• **REQUIRED ACTION**
Print the data once more, exactly as supplied.
------
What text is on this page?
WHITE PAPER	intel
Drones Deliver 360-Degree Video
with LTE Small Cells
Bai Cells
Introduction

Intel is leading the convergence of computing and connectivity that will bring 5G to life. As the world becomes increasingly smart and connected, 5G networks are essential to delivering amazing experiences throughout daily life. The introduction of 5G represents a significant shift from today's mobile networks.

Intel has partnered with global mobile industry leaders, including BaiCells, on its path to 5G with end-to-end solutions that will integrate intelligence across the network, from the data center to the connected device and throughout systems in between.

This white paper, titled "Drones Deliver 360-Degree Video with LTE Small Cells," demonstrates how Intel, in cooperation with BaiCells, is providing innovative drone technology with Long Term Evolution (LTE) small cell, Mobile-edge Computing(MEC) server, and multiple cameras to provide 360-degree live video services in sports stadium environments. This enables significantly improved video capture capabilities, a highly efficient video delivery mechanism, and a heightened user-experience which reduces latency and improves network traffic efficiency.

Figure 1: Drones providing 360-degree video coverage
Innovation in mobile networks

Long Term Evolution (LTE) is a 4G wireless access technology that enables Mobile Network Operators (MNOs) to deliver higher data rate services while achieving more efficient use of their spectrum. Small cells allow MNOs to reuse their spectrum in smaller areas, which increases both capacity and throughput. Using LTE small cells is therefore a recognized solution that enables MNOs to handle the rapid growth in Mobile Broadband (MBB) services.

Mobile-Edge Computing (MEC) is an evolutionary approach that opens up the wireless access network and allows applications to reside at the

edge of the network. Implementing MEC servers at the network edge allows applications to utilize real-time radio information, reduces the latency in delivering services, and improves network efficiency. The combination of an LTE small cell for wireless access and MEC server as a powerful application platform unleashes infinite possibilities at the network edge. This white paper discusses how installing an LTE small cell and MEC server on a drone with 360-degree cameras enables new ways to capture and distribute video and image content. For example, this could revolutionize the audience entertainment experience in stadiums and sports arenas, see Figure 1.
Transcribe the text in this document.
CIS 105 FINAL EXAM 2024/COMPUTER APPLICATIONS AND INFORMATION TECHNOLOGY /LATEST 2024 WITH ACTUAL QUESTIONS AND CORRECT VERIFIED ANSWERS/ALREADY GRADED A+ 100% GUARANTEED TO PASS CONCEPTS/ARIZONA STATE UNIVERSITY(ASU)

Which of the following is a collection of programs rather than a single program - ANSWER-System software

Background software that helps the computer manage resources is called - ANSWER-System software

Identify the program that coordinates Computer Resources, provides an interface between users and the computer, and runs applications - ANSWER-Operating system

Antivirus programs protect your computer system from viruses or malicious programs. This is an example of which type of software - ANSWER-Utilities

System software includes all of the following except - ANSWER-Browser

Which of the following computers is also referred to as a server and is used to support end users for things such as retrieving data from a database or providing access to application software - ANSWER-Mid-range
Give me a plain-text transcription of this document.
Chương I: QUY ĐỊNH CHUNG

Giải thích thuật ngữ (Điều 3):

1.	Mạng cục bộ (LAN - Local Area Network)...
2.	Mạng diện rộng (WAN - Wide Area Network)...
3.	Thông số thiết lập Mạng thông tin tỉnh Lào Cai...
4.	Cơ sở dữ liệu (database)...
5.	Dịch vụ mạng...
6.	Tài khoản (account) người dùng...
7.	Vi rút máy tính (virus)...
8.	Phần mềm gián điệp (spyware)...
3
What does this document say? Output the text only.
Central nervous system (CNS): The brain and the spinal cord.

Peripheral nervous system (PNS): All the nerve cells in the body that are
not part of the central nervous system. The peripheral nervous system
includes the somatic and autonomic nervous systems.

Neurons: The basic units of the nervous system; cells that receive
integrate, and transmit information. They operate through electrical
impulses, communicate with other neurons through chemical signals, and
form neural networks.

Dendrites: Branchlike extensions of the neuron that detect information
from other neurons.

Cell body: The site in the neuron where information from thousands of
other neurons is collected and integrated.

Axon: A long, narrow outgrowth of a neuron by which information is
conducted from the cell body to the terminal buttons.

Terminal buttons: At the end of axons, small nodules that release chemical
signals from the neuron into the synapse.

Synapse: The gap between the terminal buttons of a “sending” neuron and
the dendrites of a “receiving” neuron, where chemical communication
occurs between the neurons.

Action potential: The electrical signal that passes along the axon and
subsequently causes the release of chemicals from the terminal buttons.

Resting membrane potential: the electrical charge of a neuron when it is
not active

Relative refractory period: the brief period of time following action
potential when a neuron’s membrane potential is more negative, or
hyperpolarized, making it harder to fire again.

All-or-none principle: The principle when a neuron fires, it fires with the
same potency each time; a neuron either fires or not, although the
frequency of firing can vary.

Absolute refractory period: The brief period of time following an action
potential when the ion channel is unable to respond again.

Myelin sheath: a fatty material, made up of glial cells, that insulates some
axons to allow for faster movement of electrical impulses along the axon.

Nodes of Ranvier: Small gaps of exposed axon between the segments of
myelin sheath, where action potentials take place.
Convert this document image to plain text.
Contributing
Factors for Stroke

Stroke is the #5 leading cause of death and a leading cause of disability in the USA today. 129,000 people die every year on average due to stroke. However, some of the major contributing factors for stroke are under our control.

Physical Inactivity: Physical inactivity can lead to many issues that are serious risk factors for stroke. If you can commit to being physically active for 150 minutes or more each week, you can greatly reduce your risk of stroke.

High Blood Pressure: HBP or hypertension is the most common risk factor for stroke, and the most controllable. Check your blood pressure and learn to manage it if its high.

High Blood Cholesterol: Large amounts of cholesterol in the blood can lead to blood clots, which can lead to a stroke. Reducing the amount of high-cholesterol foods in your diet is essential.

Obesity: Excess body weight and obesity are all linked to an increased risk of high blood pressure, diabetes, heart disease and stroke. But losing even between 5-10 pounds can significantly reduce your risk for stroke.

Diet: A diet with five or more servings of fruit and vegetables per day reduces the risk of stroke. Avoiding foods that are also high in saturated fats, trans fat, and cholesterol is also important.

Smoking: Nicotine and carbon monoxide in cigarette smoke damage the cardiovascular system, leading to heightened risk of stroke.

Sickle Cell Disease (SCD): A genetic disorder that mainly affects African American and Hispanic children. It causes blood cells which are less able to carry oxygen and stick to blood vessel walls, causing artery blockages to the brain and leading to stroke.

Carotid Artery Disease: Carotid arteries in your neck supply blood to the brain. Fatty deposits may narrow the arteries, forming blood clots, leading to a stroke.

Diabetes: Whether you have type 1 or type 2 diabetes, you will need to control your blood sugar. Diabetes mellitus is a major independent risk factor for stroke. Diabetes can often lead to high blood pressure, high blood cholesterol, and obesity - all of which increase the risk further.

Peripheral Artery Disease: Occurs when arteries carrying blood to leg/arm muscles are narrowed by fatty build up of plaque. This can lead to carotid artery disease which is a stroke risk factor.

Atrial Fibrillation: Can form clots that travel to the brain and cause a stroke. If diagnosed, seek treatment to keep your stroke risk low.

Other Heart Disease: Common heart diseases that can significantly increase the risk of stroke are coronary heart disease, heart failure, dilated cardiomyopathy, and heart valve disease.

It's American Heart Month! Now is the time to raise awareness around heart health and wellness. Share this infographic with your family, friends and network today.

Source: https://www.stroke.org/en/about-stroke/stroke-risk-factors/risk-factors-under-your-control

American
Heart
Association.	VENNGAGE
------
• **RESULT OF THE TASK**
What text is on this page?
WHITE PAPER	intel
Drones Deliver 360-Degree Video
with LTE Small Cells
Bai Cells
Introduction

Intel is leading the convergence of computing and connectivity that will bring 5G to life. As the world becomes increasingly smart and connected, 5G networks are essential to delivering amazing experiences throughout daily life. The introduction of 5G represents a significant shift from today's mobile networks.

Intel has partnered with global mobile industry leaders, including BaiCells, on its path to 5G with end-to-end solutions that will integrate intelligence across the network, from the data center to the connected device and throughout systems in between.

This white paper, titled "Drones Deliver 360-Degree Video with LTE Small Cells," demonstrates how Intel, in cooperation with BaiCells, is providing innovative drone technology with Long Term Evolution (LTE) small cell, Mobile-edge Computing(MEC) server, and multiple cameras to provide 360-degree live video services in sports stadium environments. This enables significantly improved video capture capabilities, a highly efficient video delivery mechanism, and a heightened user-experience which reduces latency and improves network traffic efficiency.

Figure 1: Drones providing 360-degree video coverage
Innovation in mobile networks

Long Term Evolution (LTE) is a 4G wireless access technology that enables Mobile Network Operators (MNOs) to deliver higher data rate services while achieving more efficient use of their spectrum. Small cells allow MNOs to reuse their spectrum in smaller areas, which increases both capacity and throughput. Using LTE small cells is therefore a recognized solution that enables MNOs to handle the rapid growth in Mobile Broadband (MBB) services.

Mobile-Edge Computing (MEC) is an evolutionary approach that opens up the wireless access network and allows applications to reside at the

edge of the network. Implementing MEC servers at the network edge allows applications to utilize real-time radio information, reduces the latency in delivering services, and improves network efficiency. The combination of an LTE small cell for wireless access and MEC server as a powerful application platform unleashes infinite possibilities at the network edge. This white paper discusses how installing an LTE small cell and MEC server on a drone with 360-degree cameras enables new ways to capture and distribute video and image content. For example, this could revolutionize the audience entertainment experience in stadiums and sports arenas, see Figure 1.
Transcribe the text in this document.
CIS 105 FINAL EXAM 2024/COMPUTER APPLICATIONS AND INFORMATION TECHNOLOGY /LATEST 2024 WITH ACTUAL QUESTIONS AND CORRECT VERIFIED ANSWERS/ALREADY GRADED A+ 100% GUARANTEED TO PASS CONCEPTS/ARIZONA STATE UNIVERSITY(ASU)

Which of the following is a collection of programs rather than a single program - ANSWER-System software

Background software that helps the computer manage resources is called - ANSWER-System software

Identify the program that coordinates Computer Resources, provides an interface between users and the computer, and runs applications - ANSWER-Operating system

Antivirus programs protect your computer system from viruses or malicious programs. This is an example of which type of software - ANSWER-Utilities

System software includes all of the following except - ANSWER-Browser

Which of the following computers is also referred to as a server and is used to support end users for things such as retrieving data from a database or providing access to application software - ANSWER-Mid-range
Give me a plain-text transcription of this document.
Chương I: QUY ĐỊNH CHUNG

Giải thích thuật ngữ (Điều 3):

1.	Mạng cục bộ (LAN - Local Area Network)...
2.	Mạng diện rộng (WAN - Wide Area Network)...
3.	Thông số thiết lập Mạng thông tin tỉnh Lào Cai...
4.	Cơ sở dữ liệu (database)...
5.	Dịch vụ mạng...
6.	Tài khoản (account) người dùng...
7.	Vi rút máy tính (virus)...
8.	Phần mềm gián điệp (spyware)...
3
What does this document say? Output the text only.
Central nervous system (CNS): The brain and the spinal cord.

Peripheral nervous system (PNS): All the nerve cells in the body that are
not part of the central nervous system. The peripheral nervous system
includes the somatic and autonomic nervous systems.

Neurons: The basic units of the nervous system; cells that receive
integrate, and transmit information. They operate through electrical
impulses, communicate with other neurons through chemical signals, and
form neural networks.

Dendrites: Branchlike extensions of the neuron that detect information
from other neurons.

Cell body: The site in the neuron where information from thousands of
other neurons is collected and integrated.

Axon: A long, narrow outgrowth of a neuron by which information is
conducted from the cell body to the terminal buttons.

Terminal buttons: At the end of axons, small nodules that release chemical
signals from the neuron into the synapse.

Synapse: The gap between the terminal buttons of a “sending” neuron and
the dendrites of a “receiving” neuron, where chemical communication
occurs between the neurons.

Action potential: The electrical signal that passes along the axon and
subsequently causes the release of chemicals from the terminal buttons.

Resting membrane potential: the electrical charge of a neuron when it is
not active

Relative refractory period: the brief period of time following action
potential when a neuron’s membrane potential is more negative, or
hyperpolarized, making it harder to fire again.

All-or-none principle: The principle when a neuron fires, it fires with the
same potency each time; a neuron either fires or not, although the
frequency of firing can vary.

Absolute refractory period: The brief period of time following an action
potential when the ion channel is unable to respond again.

Myelin sheath: a fatty material, made up of glial cells, that insulates some
axons to allow for faster movement of electrical impulses along the axon.

Nodes of Ranvier: Small gaps of exposed axon between the segments of
myelin sheath, where action potentials take place.
Convert this document image to plain text.
Contributing
Factors for Stroke

Stroke is the #5 leading cause of death and a leading cause of disability in the USA today. 129,000 people die every year on average due to stroke. However, some of the major contributing factors for stroke are under our control.

Physical Inactivity: Physical inactivity can lead to many issues that are serious risk factors for stroke. If you can commit to being physically active for 150 minutes or more each week, you can greatly reduce your risk of stroke.

High Blood Pressure: HBP or hypertension is the most common risk factor for stroke, and the most controllable. Check your blood pressure and learn to manage it if its high.

High Blood Cholesterol: Large amounts of cholesterol in the blood can lead to blood clots, which can lead to a stroke. Reducing the amount of high-cholesterol foods in your diet is essential.

Obesity: Excess body weight and obesity are all linked to an increased risk of high blood pressure, diabetes, heart disease and stroke. But losing even between 5-10 pounds can significantly reduce your risk for stroke.

Diet: A diet with five or more servings of fruit and vegetables per day reduces the risk of stroke. Avoiding foods that are also high in saturated fats, trans fat, and cholesterol is also important.

Smoking: Nicotine and carbon monoxide in cigarette smoke damage the cardiovascular system, leading to heightened risk of stroke.

Sickle Cell Disease (SCD): A genetic disorder that mainly affects African American and Hispanic children. It causes blood cells which are less able to carry oxygen and stick to blood vessel walls, causing artery blockages to the brain and leading to stroke.

Carotid Artery Disease: Carotid arteries in your neck supply blood to the brain. Fatty deposits may narrow the arteries, forming blood clots, leading to a stroke.

Diabetes: Whether you have type 1 or type 2 diabetes, you will need to control your blood sugar. Diabetes mellitus is a major independent risk factor for stroke. Diabetes can often lead to high blood pressure, high blood cholesterol, and obesity - all of which increase the risk further.

Peripheral Artery Disease: Occurs when arteries carrying blood to leg/arm muscles are narrowed by fatty build up of plaque. This can lead to carotid artery disease which is a stroke risk factor.

Atrial Fibrillation: Can form clots that travel to the brain and cause a stroke. If diagnosed, seek treatment to keep your stroke risk low.

Other Heart Disease: Common heart diseases that can significantly increase the risk of stroke are coronary heart disease, heart failure, dilated cardiomyopathy, and heart valve disease.

It's American Heart Month! Now is the time to raise awareness around heart health and wellness. Share this infographic with your family, friends and network today.

Source: https://www.stroke.org/en/about-stroke/stroke-risk-factors/risk-factors-under-your-control

American
Heart
Association.	VENNGAGE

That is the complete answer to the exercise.